'''
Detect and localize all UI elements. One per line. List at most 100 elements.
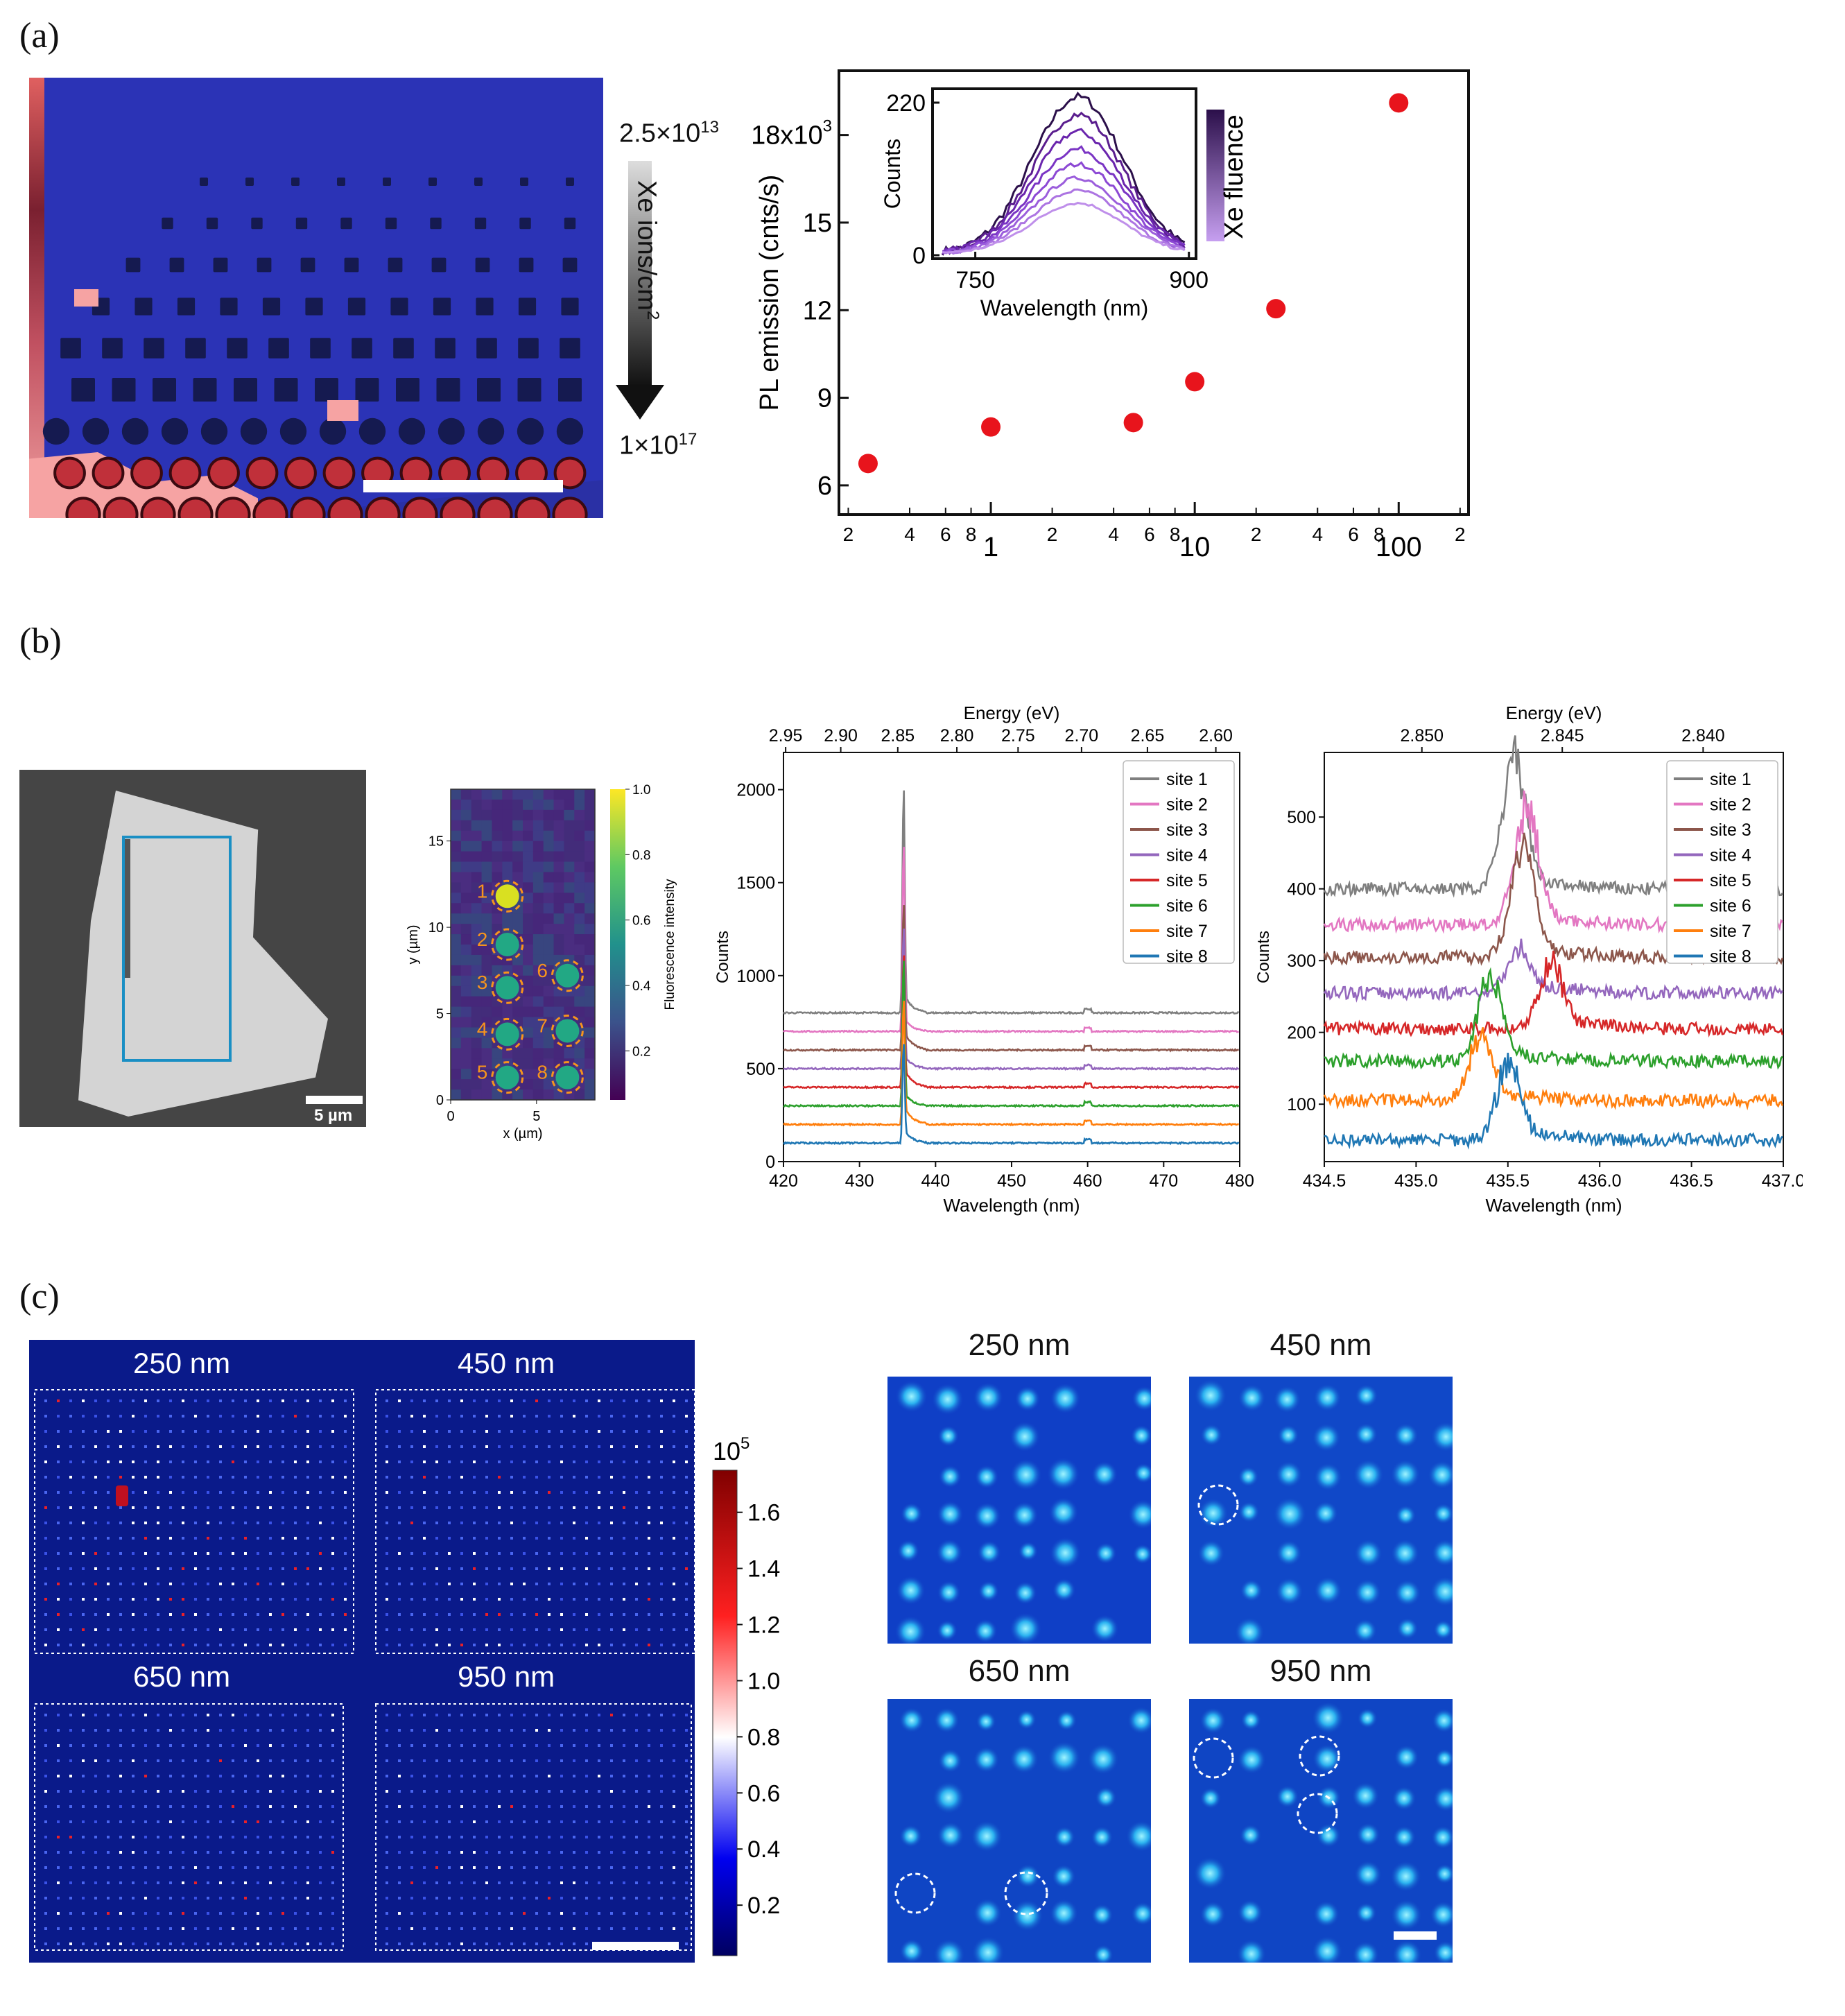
emitter-spot <box>485 1729 488 1732</box>
emitter-spot <box>410 1567 413 1570</box>
fluence-arrow-head <box>616 385 664 420</box>
big-label-450: 450 nm <box>458 1347 555 1379</box>
emitter-spot <box>648 1415 650 1418</box>
emitter-spot <box>523 1567 526 1570</box>
emitter-spot <box>244 1628 247 1631</box>
emitter-spot <box>673 1613 675 1616</box>
emitter-spot <box>1091 1461 1118 1488</box>
emitter-spot <box>144 1567 147 1570</box>
emitter-spot <box>94 1445 97 1448</box>
emitter-spot <box>269 1836 272 1838</box>
emitter-spot <box>257 1552 259 1555</box>
emitter-spot <box>573 1805 575 1808</box>
site-number: 8 <box>537 1062 548 1083</box>
emitter-spot <box>1237 1745 1266 1775</box>
emitter-spot <box>232 1805 234 1808</box>
map-pixel <box>471 861 483 873</box>
map-pixel <box>584 820 596 832</box>
map-pixel <box>584 830 596 842</box>
emitter-spot <box>82 1729 85 1732</box>
irradiation-spot <box>438 417 465 445</box>
emitter-spot <box>386 1836 388 1838</box>
emitter-spot <box>386 1790 388 1793</box>
emitter-spot <box>423 1942 426 1945</box>
emitter-spot <box>573 1820 575 1823</box>
y-tick-exponent: 3 <box>823 117 832 136</box>
emitter-spot <box>1430 1422 1453 1452</box>
emitter-spot <box>685 1851 688 1854</box>
emitter-spot <box>398 1461 401 1463</box>
map-pixel <box>523 820 534 832</box>
emitter-spot <box>623 1881 625 1884</box>
emitter-spot <box>510 1598 513 1601</box>
emitter-spot <box>157 1851 159 1854</box>
emitter-spot <box>169 1628 172 1631</box>
emitter-spot <box>623 1820 625 1823</box>
emitter-spot <box>635 1644 638 1646</box>
emitter-spot <box>435 1729 438 1732</box>
emitter-spot <box>523 1445 526 1448</box>
map-pixel <box>532 954 544 966</box>
emitter-spot <box>331 1820 334 1823</box>
top-x-tick-label: 2.90 <box>824 726 858 746</box>
emitter-spot <box>219 1927 222 1930</box>
irradiation-spot <box>71 378 95 402</box>
emitter-spot <box>398 1866 401 1869</box>
irradiation-spot <box>517 417 544 445</box>
emitter-spot <box>623 1790 625 1793</box>
map-pixel <box>460 851 472 863</box>
emitter-spot <box>485 1552 488 1555</box>
emitter-spot <box>1433 1940 1453 1963</box>
emitter-spot <box>107 1461 110 1463</box>
map-pixel <box>512 1089 523 1101</box>
irradiation-spot <box>431 257 447 273</box>
emitter-spot <box>937 1822 964 1849</box>
emitter-spot <box>1193 1856 1227 1890</box>
emitter-spot <box>485 1775 488 1777</box>
emitter-spot <box>1394 1579 1421 1606</box>
emitter-spot <box>319 1942 322 1945</box>
emitter-spot <box>598 1583 600 1585</box>
emitter-spot <box>207 1790 209 1793</box>
x-tick-label: 430 <box>845 1171 874 1191</box>
emitter-spot <box>157 1583 159 1585</box>
emitter-spot <box>194 1445 197 1448</box>
emitter-spot <box>510 1491 513 1494</box>
emitter-spot <box>319 1552 322 1555</box>
emitter-spot <box>82 1881 85 1884</box>
emitter-spot <box>331 1759 334 1762</box>
map-pixel <box>553 820 565 832</box>
map-pixel <box>471 934 483 945</box>
data-point <box>981 417 1001 437</box>
emitter-spot <box>232 1881 234 1884</box>
map-pixel <box>471 820 483 832</box>
emitter-spot <box>157 1942 159 1945</box>
emitter-spot <box>660 1583 663 1585</box>
emitter-spot <box>473 1805 476 1808</box>
emitter-spot <box>194 1491 197 1494</box>
emitter-spot <box>144 1820 147 1823</box>
map-pixel <box>471 996 483 1008</box>
emitter-spot <box>435 1866 438 1869</box>
emitter-spot <box>57 1881 60 1884</box>
emitter-spot <box>157 1820 159 1823</box>
map-pixel <box>492 872 503 883</box>
zoom-image-450 <box>1189 1377 1453 1644</box>
map-pixel <box>584 1069 596 1080</box>
emitter-spot <box>344 1598 347 1601</box>
emitter-spot <box>448 1881 451 1884</box>
emitter-spot <box>319 1805 322 1808</box>
x-tick-label: 470 <box>1149 1171 1178 1191</box>
emitter-spot <box>269 1927 272 1930</box>
fluence-top-label: 2.5×1013 <box>619 118 719 148</box>
map-pixel <box>584 1058 596 1069</box>
emitter-spot <box>207 1775 209 1777</box>
map-pixel <box>471 1006 483 1018</box>
emitter-spot <box>410 1836 413 1838</box>
irradiation-spot <box>355 378 379 402</box>
emitter-spot <box>900 1502 923 1525</box>
emitter-spot <box>331 1790 334 1793</box>
emitter-spot <box>610 1729 613 1732</box>
emitter-spot <box>281 1820 284 1823</box>
emitter-spot <box>331 1491 334 1494</box>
'''
Exercise description - Return every line of the listing above verbatim, leaving out the picture.

Answer to this exercise -
Detect and localize all UI elements. One per line. List at most 100 elements.
emitter-spot <box>485 1729 488 1732</box>
emitter-spot <box>410 1567 413 1570</box>
fluence-arrow-head <box>616 385 664 420</box>
big-label-450: 450 nm <box>458 1347 555 1379</box>
emitter-spot <box>648 1415 650 1418</box>
emitter-spot <box>523 1567 526 1570</box>
emitter-spot <box>244 1628 247 1631</box>
emitter-spot <box>673 1613 675 1616</box>
emitter-spot <box>1091 1461 1118 1488</box>
emitter-spot <box>144 1567 147 1570</box>
emitter-spot <box>94 1445 97 1448</box>
emitter-spot <box>269 1836 272 1838</box>
emitter-spot <box>257 1552 259 1555</box>
emitter-spot <box>573 1805 575 1808</box>
site-number: 8 <box>537 1062 548 1083</box>
emitter-spot <box>1237 1745 1266 1775</box>
emitter-spot <box>232 1805 234 1808</box>
map-pixel <box>471 861 483 873</box>
map-pixel <box>584 820 596 832</box>
map-pixel <box>584 830 596 842</box>
emitter-spot <box>82 1729 85 1732</box>
irradiation-spot <box>438 417 465 445</box>
emitter-spot <box>386 1836 388 1838</box>
emitter-spot <box>386 1790 388 1793</box>
emitter-spot <box>423 1942 426 1945</box>
emitter-spot <box>573 1820 575 1823</box>
y-tick-exponent: 3 <box>823 117 832 136</box>
emitter-spot <box>1430 1422 1453 1452</box>
emitter-spot <box>685 1851 688 1854</box>
emitter-spot <box>398 1461 401 1463</box>
map-pixel <box>523 820 534 832</box>
emitter-spot <box>623 1881 625 1884</box>
emitter-spot <box>510 1598 513 1601</box>
emitter-spot <box>157 1851 159 1854</box>
emitter-spot <box>169 1628 172 1631</box>
emitter-spot <box>623 1820 625 1823</box>
emitter-spot <box>635 1644 638 1646</box>
emitter-spot <box>435 1729 438 1732</box>
emitter-spot <box>523 1445 526 1448</box>
map-pixel <box>532 954 544 966</box>
emitter-spot <box>331 1820 334 1823</box>
top-x-tick-label: 2.90 <box>824 726 858 746</box>
emitter-spot <box>219 1927 222 1930</box>
irradiation-spot <box>71 378 95 402</box>
emitter-spot <box>398 1866 401 1869</box>
irradiation-spot <box>517 417 544 445</box>
emitter-spot <box>623 1790 625 1793</box>
map-pixel <box>460 851 472 863</box>
emitter-spot <box>485 1552 488 1555</box>
emitter-spot <box>1433 1940 1453 1963</box>
emitter-spot <box>107 1461 110 1463</box>
map-pixel <box>512 1089 523 1101</box>
irradiation-spot <box>431 257 447 273</box>
emitter-spot <box>937 1822 964 1849</box>
emitter-spot <box>1193 1856 1227 1890</box>
emitter-spot <box>485 1775 488 1777</box>
emitter-spot <box>1394 1579 1421 1606</box>
emitter-spot <box>319 1942 322 1945</box>
emitter-spot <box>598 1583 600 1585</box>
emitter-spot <box>207 1790 209 1793</box>
x-tick-label: 430 <box>845 1171 874 1191</box>
emitter-spot <box>157 1583 159 1585</box>
emitter-spot <box>194 1445 197 1448</box>
emitter-spot <box>510 1491 513 1494</box>
emitter-spot <box>319 1552 322 1555</box>
emitter-spot <box>82 1881 85 1884</box>
emitter-spot <box>331 1759 334 1762</box>
map-pixel <box>553 820 565 832</box>
map-pixel <box>471 934 483 945</box>
data-point <box>981 417 1001 437</box>
emitter-spot <box>232 1881 234 1884</box>
map-pixel <box>471 820 483 832</box>
emitter-spot <box>157 1942 159 1945</box>
emitter-spot <box>660 1583 663 1585</box>
emitter-spot <box>473 1805 476 1808</box>
emitter-spot <box>194 1491 197 1494</box>
emitter-spot <box>144 1820 147 1823</box>
map-pixel <box>471 996 483 1008</box>
emitter-spot <box>435 1866 438 1869</box>
emitter-spot <box>57 1881 60 1884</box>
emitter-spot <box>157 1820 159 1823</box>
map-pixel <box>492 872 503 883</box>
zoom-image-450 <box>1189 1377 1453 1644</box>
map-pixel <box>584 1069 596 1080</box>
emitter-spot <box>344 1598 347 1601</box>
emitter-spot <box>448 1881 451 1884</box>
emitter-spot <box>319 1805 322 1808</box>
x-tick-label: 470 <box>1149 1171 1178 1191</box>
emitter-spot <box>269 1927 272 1930</box>
fluence-top-label: 2.5×1013 <box>619 118 719 148</box>
map-pixel <box>584 1058 596 1069</box>
emitter-spot <box>207 1775 209 1777</box>
map-pixel <box>471 1006 483 1018</box>
emitter-spot <box>410 1836 413 1838</box>
irradiation-spot <box>355 378 379 402</box>
emitter-spot <box>900 1502 923 1525</box>
emitter-spot <box>331 1790 334 1793</box>
emitter-spot <box>610 1729 613 1732</box>
emitter-spot <box>281 1820 284 1823</box>
emitter-spot <box>331 1491 334 1494</box>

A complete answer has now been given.